* Task instructions *
Locate each line below that includes "degree" and reproduce it.

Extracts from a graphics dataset
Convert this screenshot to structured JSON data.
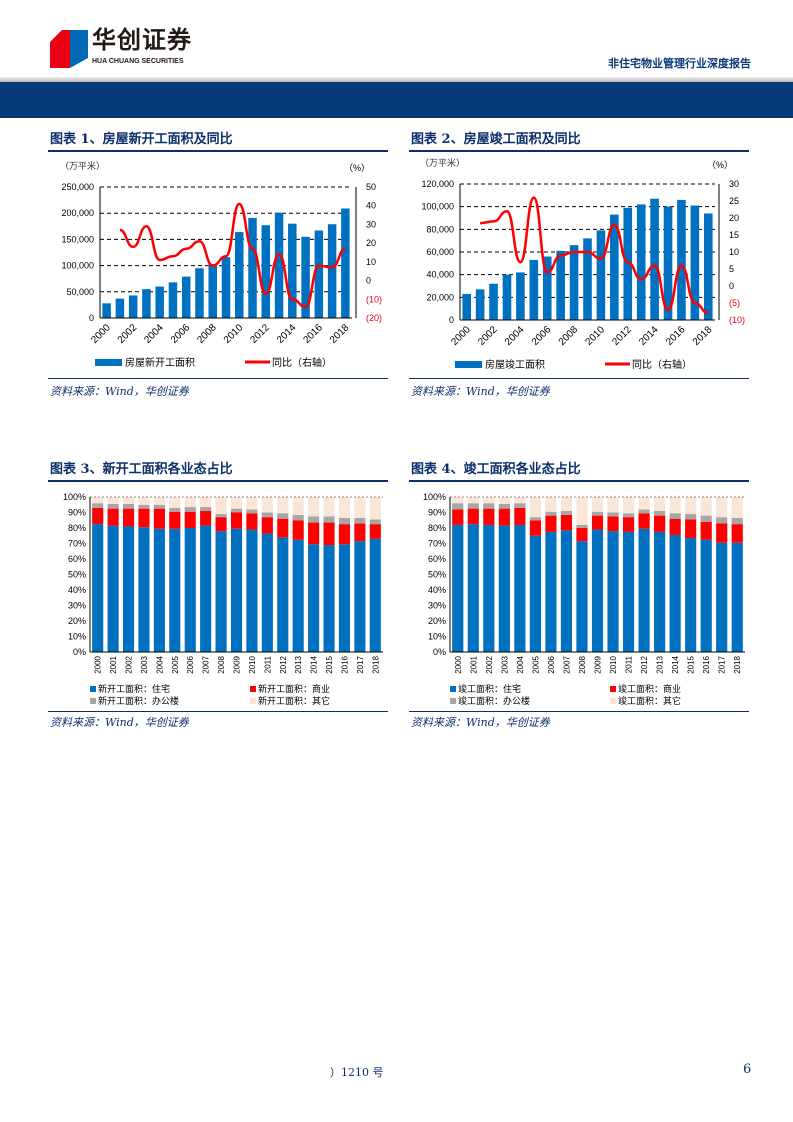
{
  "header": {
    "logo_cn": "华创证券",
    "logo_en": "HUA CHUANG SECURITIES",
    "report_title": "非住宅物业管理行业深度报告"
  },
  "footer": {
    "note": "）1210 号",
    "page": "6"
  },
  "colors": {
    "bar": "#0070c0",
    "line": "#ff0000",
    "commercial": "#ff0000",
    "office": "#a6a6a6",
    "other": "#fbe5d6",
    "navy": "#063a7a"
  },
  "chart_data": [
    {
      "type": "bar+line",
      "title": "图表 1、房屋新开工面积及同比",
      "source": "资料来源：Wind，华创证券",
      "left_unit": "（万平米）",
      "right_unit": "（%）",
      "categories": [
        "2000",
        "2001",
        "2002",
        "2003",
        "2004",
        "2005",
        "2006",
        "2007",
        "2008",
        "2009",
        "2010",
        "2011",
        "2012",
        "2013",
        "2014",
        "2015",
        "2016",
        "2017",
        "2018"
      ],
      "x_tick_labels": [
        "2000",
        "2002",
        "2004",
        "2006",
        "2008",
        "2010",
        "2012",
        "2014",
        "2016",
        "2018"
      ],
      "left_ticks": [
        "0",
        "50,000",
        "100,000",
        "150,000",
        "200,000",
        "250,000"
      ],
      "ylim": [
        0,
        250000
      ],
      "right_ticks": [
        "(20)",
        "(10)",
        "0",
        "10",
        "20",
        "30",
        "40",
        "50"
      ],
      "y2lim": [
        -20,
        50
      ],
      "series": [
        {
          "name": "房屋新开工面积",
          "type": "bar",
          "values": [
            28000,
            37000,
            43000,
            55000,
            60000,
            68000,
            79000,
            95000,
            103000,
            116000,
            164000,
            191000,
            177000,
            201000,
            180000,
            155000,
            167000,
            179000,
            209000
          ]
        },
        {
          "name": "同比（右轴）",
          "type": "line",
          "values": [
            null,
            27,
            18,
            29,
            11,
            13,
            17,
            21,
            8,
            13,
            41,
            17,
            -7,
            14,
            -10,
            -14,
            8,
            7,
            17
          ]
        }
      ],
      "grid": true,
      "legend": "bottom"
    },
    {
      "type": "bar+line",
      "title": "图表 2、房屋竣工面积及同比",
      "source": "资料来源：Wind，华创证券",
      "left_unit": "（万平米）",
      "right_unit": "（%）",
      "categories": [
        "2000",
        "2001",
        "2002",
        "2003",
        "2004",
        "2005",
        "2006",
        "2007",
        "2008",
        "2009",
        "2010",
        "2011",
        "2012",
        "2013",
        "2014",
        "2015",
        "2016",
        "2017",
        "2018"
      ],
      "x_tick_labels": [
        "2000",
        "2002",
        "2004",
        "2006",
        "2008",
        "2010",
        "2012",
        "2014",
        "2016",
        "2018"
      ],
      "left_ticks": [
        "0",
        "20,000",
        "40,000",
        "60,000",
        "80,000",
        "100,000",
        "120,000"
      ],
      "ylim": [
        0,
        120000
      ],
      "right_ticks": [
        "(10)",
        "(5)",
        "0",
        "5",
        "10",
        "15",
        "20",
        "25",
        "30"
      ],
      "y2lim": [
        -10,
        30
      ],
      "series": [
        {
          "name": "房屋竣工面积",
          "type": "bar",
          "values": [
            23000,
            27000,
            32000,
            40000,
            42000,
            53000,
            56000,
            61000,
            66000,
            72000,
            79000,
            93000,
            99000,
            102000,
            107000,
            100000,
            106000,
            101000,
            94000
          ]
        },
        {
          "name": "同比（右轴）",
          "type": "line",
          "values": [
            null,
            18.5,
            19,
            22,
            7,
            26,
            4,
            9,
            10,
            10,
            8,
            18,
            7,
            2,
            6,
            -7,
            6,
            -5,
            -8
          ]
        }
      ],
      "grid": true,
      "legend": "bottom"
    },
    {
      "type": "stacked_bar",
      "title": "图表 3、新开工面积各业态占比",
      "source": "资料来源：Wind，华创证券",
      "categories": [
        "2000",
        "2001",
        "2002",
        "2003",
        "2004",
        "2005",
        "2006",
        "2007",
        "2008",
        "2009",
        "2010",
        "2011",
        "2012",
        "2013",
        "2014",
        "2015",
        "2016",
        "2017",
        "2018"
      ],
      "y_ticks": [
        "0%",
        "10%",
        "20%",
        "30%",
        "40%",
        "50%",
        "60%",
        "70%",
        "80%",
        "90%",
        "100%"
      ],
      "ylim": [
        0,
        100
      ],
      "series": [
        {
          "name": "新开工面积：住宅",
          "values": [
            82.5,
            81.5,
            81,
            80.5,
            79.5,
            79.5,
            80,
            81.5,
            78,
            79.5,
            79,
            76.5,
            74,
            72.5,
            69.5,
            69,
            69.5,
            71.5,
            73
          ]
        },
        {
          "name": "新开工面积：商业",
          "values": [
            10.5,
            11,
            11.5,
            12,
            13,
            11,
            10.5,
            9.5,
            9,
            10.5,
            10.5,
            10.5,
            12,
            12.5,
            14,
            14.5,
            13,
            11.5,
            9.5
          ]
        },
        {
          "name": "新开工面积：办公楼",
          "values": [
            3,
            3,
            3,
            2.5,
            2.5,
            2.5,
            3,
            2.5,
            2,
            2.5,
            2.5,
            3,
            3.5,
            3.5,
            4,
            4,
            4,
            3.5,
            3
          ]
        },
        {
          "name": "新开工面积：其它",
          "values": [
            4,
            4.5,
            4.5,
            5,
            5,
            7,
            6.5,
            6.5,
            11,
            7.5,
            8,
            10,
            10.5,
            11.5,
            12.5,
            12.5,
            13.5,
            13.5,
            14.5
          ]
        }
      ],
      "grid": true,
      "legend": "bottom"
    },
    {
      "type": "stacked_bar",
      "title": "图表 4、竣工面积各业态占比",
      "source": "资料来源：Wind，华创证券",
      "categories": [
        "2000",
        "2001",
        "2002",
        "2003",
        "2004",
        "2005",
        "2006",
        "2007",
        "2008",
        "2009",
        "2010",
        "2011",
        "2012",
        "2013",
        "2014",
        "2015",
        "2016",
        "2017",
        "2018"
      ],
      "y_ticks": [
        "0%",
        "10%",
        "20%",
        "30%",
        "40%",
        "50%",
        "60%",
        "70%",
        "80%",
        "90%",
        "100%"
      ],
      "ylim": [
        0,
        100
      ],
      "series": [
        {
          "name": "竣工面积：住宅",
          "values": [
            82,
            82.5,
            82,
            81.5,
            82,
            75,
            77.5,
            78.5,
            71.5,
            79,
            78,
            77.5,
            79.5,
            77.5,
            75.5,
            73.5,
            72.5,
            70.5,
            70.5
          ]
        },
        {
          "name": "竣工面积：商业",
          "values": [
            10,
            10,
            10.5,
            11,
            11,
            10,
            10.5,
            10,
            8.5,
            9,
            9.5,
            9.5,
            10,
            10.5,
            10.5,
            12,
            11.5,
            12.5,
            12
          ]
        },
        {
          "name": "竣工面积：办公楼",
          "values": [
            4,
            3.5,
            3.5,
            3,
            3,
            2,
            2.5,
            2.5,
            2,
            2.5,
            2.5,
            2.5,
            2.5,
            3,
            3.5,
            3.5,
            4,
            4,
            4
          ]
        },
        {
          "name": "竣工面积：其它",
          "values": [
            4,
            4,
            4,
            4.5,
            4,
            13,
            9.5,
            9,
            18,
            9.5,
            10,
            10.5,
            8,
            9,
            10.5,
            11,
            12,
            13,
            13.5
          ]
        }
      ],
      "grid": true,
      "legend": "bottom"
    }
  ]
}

* * *

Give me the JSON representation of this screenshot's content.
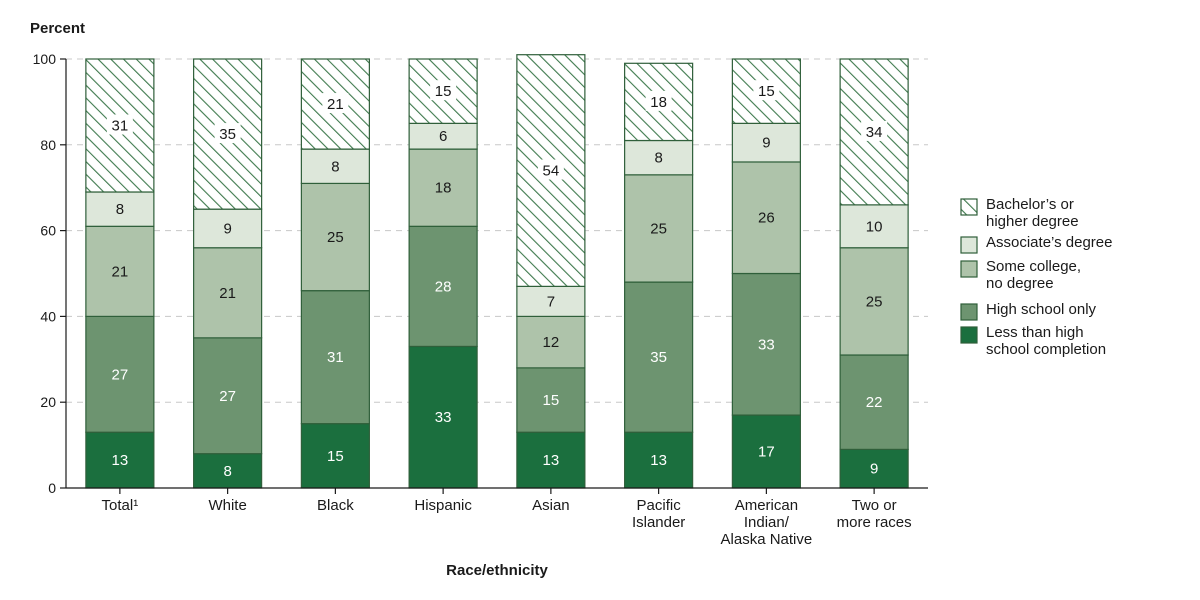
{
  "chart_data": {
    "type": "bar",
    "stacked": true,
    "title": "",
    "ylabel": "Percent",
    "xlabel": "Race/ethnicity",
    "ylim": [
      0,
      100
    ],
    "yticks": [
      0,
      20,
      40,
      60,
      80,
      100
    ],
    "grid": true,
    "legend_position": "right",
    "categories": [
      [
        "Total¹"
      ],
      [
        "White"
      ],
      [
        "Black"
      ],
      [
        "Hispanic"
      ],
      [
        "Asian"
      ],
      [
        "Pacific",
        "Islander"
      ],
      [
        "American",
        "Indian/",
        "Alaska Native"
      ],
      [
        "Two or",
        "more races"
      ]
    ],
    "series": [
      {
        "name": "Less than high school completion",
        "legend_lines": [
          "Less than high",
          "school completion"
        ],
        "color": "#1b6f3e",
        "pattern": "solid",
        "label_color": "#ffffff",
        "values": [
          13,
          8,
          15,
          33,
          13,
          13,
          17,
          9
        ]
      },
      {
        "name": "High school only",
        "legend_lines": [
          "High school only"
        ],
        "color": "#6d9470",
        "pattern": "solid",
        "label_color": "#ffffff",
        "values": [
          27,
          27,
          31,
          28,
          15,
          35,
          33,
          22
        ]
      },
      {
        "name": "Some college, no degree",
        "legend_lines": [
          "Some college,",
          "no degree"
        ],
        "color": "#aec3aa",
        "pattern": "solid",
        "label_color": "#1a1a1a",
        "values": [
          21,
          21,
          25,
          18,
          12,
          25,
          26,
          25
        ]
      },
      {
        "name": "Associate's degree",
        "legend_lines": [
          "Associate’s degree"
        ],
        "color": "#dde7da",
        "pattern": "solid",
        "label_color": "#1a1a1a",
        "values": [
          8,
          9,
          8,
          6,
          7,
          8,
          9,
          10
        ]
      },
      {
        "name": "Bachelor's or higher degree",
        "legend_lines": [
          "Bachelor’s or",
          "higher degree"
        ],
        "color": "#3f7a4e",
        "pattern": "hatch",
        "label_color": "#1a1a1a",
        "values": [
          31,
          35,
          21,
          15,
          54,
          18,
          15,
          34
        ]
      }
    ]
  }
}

* The response *
        "name": "Some college, no degree",
          "no degree"
        "name": "Associate's degree",
          "Associate’s degree"
        "name": "Bachelor's or higher degree",
          "higher degree"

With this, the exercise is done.